Task description :: Your task is to transcribe all the entries exactly, excluding pictures.

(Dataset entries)
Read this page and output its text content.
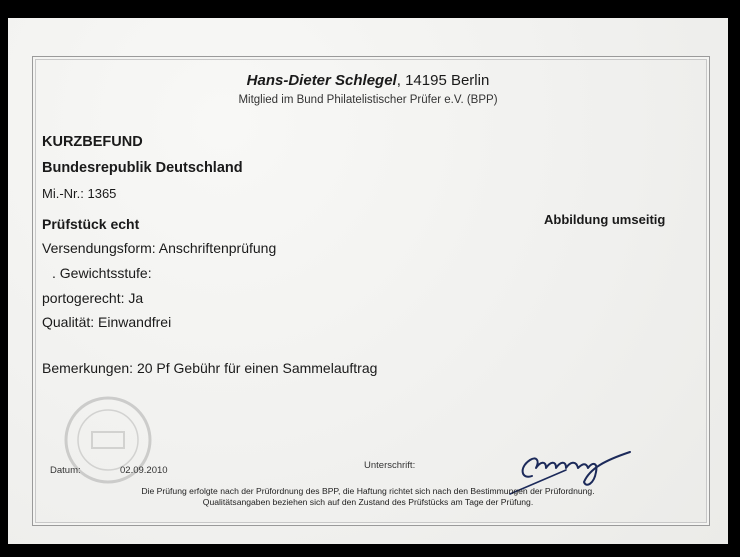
Hans-Dieter Schlegel, 14195 Berlin
Mitglied im Bund Philatelistischer Prüfer e.V. (BPP)
KURZBEFUND
Bundesrepublik Deutschland
Mi.-Nr.: 1365
Prüfstück echt	Abbildung umseitig
Versendungsform: Anschriftenprüfung
. Gewichtsstufe:
portogerecht: Ja
Qualität: Einwandfrei
Bemerkungen: 20 Pf Gebühr für einen Sammelauftrag
Datum:	02.09.2010	Unterschrift:
Die Prüfung erfolgte nach der Prüfordnung des BPP, die Haftung richtet sich nach den Bestimmungen der Prüfordnung.
Qualitätsangaben beziehen sich auf den Zustand des Prüfstücks am Tage der Prüfung.
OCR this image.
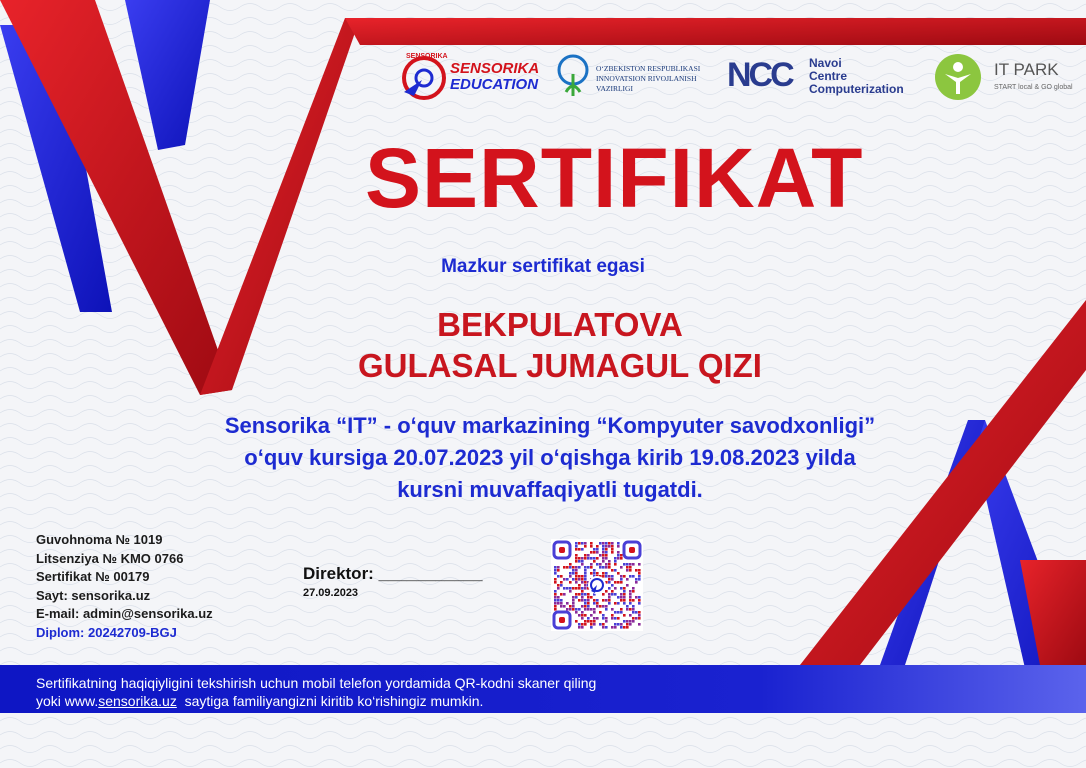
SENSORIKA
SENSORIKA
EDUCATION
O‘ZBEKISTON RESPUBLIKASI
INNOVATSION RIVOJLANISH
VAZIRLIGI	NCC Navoi
Centre
Computerization
IT PARK
START local & GO global
SERTIFIKAT
Mazkur sertifikat egasi
BEKPULATOVA
GULASAL JUMAGUL QIZI
Sensorika “IT” - o‘quv markazining “Kompyuter savodxonligi”
o‘quv kursiga 20.07.2023 yil o‘qishga kirib 19.08.2023 yilda
kursni muvaffaqiyatli tugatdi.
Guvohnoma № 1019
Litsenziya № KMO 0766
Sertifikat № 00179
Sayt: sensorika.uz
E-mail: admin@sensorika.uz
Diplom: 20242709-BGJ
Direktor: ___________
27.09.2023
Sertifikatning haqiqiyligini tekshirish uchun mobil telefon yordamida QR-kodni skaner qiling
yoki www.sensorika.uz  saytiga familiyangizni kiritib ko‘rishingiz mumkin.
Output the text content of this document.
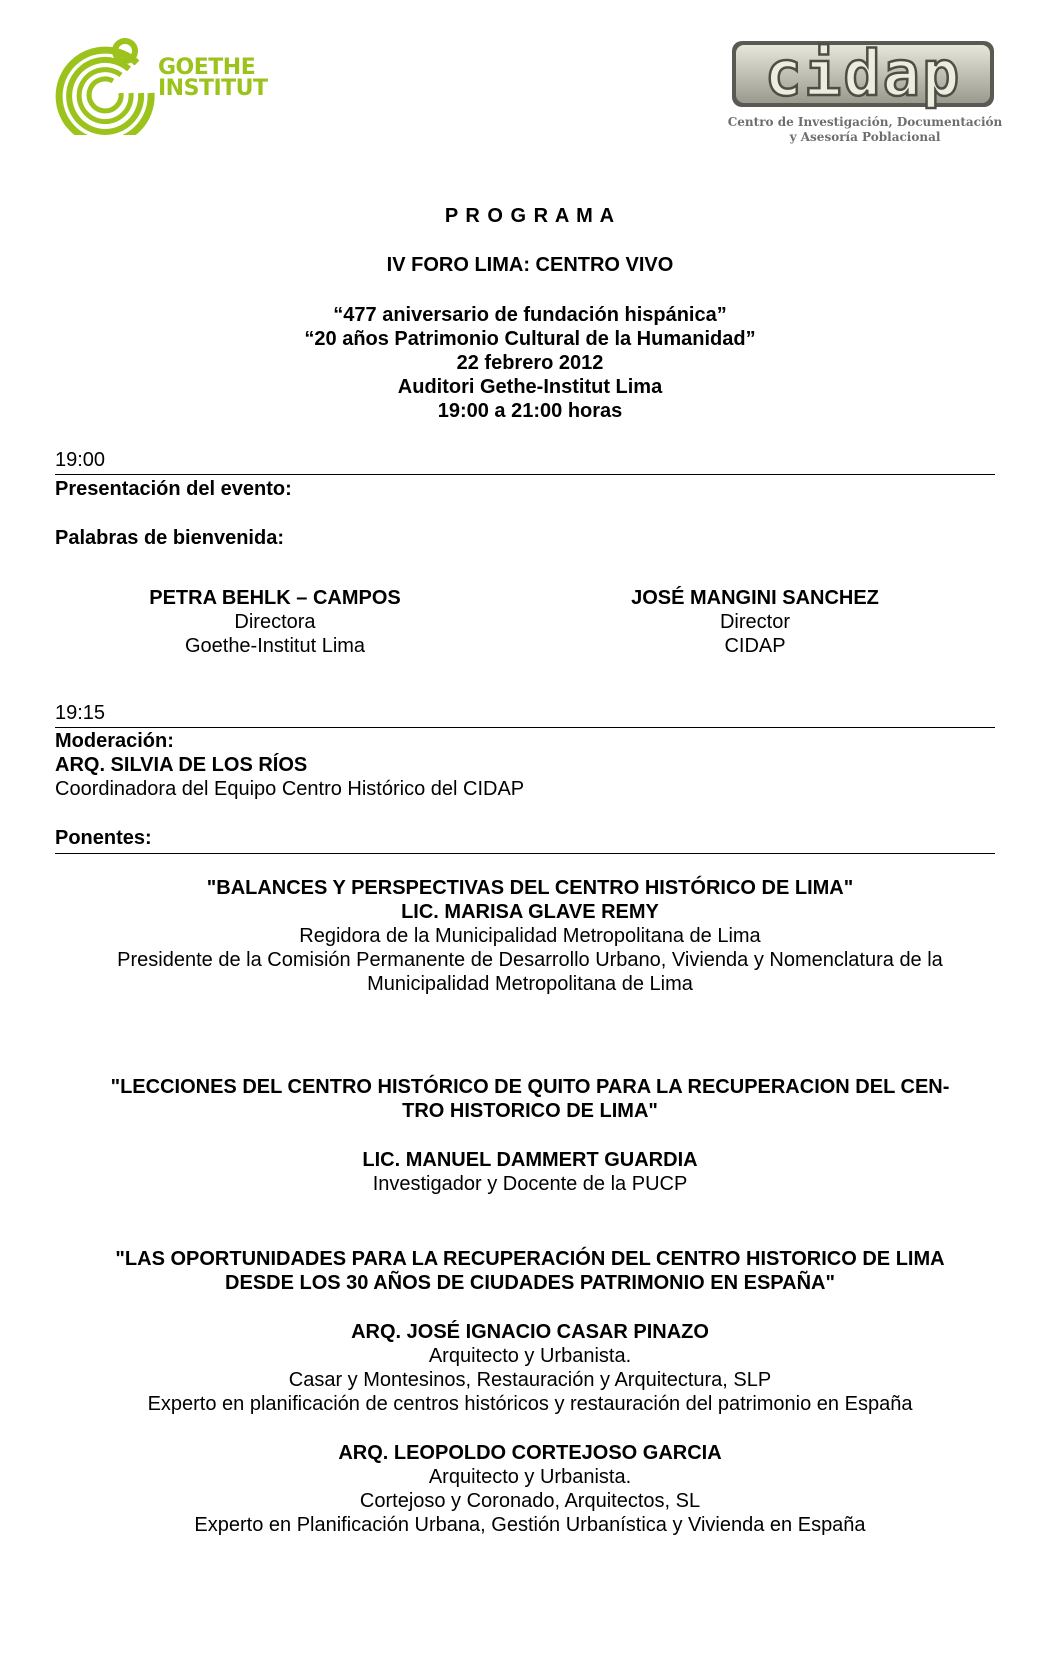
GOETHE
INSTITUT	cidap
Centro de Investigación, Documentación
y Asesoría Poblacional
P R O G R A M A
IV FORO LIMA: CENTRO VIVO
“477 aniversario de fundación hispánica”
“20 años Patrimonio Cultural de la Humanidad”
22 febrero 2012
Auditori Gethe-Institut Lima
19:00 a 21:00 horas
19:00
Presentación del evento:
Palabras de bienvenida:
PETRA BEHLK – CAMPOS
Directora
Goethe-Institut Lima
JOSÉ MANGINI SANCHEZ
Director
CIDAP
19:15
Moderación:
ARQ. SILVIA DE LOS RÍOS
Coordinadora del Equipo Centro Histórico del CIDAP
Ponentes:
"BALANCES Y PERSPECTIVAS DEL CENTRO HISTÓRICO DE LIMA"
LIC. MARISA GLAVE REMY
Regidora de la Municipalidad Metropolitana de Lima
Presidente de la Comisión Permanente de Desarrollo Urbano, Vivienda y Nomenclatura de la
Municipalidad Metropolitana de Lima
"LECCIONES DEL CENTRO HISTÓRICO DE QUITO PARA LA RECUPERACION DEL CEN-
TRO HISTORICO DE LIMA"
LIC. MANUEL DAMMERT GUARDIA
Investigador y Docente de la PUCP
"LAS OPORTUNIDADES PARA LA RECUPERACIÓN DEL CENTRO HISTORICO DE LIMA
DESDE LOS 30 AÑOS DE CIUDADES PATRIMONIO EN ESPAÑA"
ARQ. JOSÉ IGNACIO CASAR PINAZO
Arquitecto y Urbanista.
Casar y Montesinos, Restauración y Arquitectura, SLP
Experto en planificación de centros históricos y restauración del patrimonio en España
ARQ. LEOPOLDO CORTEJOSO GARCIA
Arquitecto y Urbanista.
Cortejoso y Coronado, Arquitectos, SL
Experto en Planificación Urbana, Gestión Urbanística y Vivienda en España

The result ::
Read this page and output its text content.
Hans-Dieter Schlegel, 14195 Berlin
Mitglied im Bund Philatelistischer Prüfer e.V. (BPP)
KURZBEFUND
Bundesrepublik Deutschland
Mi.-Nr.: 1365
Prüfstück echt	Abbildung umseitig
Versendungsform: Anschriftenprüfung
. Gewichtsstufe:
portogerecht: Ja
Qualität: Einwandfrei
Bemerkungen: 20 Pf Gebühr für einen Sammelauftrag
Datum:	02.09.2010	Unterschrift:
Die Prüfung erfolgte nach der Prüfordnung des BPP, die Haftung richtet sich nach den Bestimmungen der Prüfordnung.
Qualitätsangaben beziehen sich auf den Zustand des Prüfstücks am Tage der Prüfung.
OCR this image.
SENSORIKA
SENSORIKA
EDUCATION
O‘ZBEKISTON RESPUBLIKASI
INNOVATSION RIVOJLANISH
VAZIRLIGI	NCC Navoi
Centre
Computerization
IT PARK
START local & GO global
SERTIFIKAT
Mazkur sertifikat egasi
BEKPULATOVA
GULASAL JUMAGUL QIZI
Sensorika “IT” - o‘quv markazining “Kompyuter savodxonligi”
o‘quv kursiga 20.07.2023 yil o‘qishga kirib 19.08.2023 yilda
kursni muvaffaqiyatli tugatdi.
Guvohnoma № 1019
Litsenziya № KMO 0766
Sertifikat № 00179
Sayt: sensorika.uz
E-mail: admin@sensorika.uz
Diplom: 20242709-BGJ
Direktor: ___________
27.09.2023
Sertifikatning haqiqiyligini tekshirish uchun mobil telefon yordamida QR-kodni skaner qiling
yoki www.sensorika.uz  saytiga familiyangizni kiritib ko‘rishingiz mumkin.
Output the text content of this document.
GOETHE
INSTITUT	cidap
Centro de Investigación, Documentación
y Asesoría Poblacional
P R O G R A M A
IV FORO LIMA: CENTRO VIVO
“477 aniversario de fundación hispánica”
“20 años Patrimonio Cultural de la Humanidad”
22 febrero 2012
Auditori Gethe-Institut Lima
19:00 a 21:00 horas
19:00
Presentación del evento:
Palabras de bienvenida:
PETRA BEHLK – CAMPOS
Directora
Goethe-Institut Lima
JOSÉ MANGINI SANCHEZ
Director
CIDAP
19:15
Moderación:
ARQ. SILVIA DE LOS RÍOS
Coordinadora del Equipo Centro Histórico del CIDAP
Ponentes:
"BALANCES Y PERSPECTIVAS DEL CENTRO HISTÓRICO DE LIMA"
LIC. MARISA GLAVE REMY
Regidora de la Municipalidad Metropolitana de Lima
Presidente de la Comisión Permanente de Desarrollo Urbano, Vivienda y Nomenclatura de la
Municipalidad Metropolitana de Lima
"LECCIONES DEL CENTRO HISTÓRICO DE QUITO PARA LA RECUPERACION DEL CEN-
TRO HISTORICO DE LIMA"
LIC. MANUEL DAMMERT GUARDIA
Investigador y Docente de la PUCP
"LAS OPORTUNIDADES PARA LA RECUPERACIÓN DEL CENTRO HISTORICO DE LIMA
DESDE LOS 30 AÑOS DE CIUDADES PATRIMONIO EN ESPAÑA"
ARQ. JOSÉ IGNACIO CASAR PINAZO
Arquitecto y Urbanista.
Casar y Montesinos, Restauración y Arquitectura, SLP
Experto en planificación de centros históricos y restauración del patrimonio en España
ARQ. LEOPOLDO CORTEJOSO GARCIA
Arquitecto y Urbanista.
Cortejoso y Coronado, Arquitectos, SL
Experto en Planificación Urbana, Gestión Urbanística y Vivienda en España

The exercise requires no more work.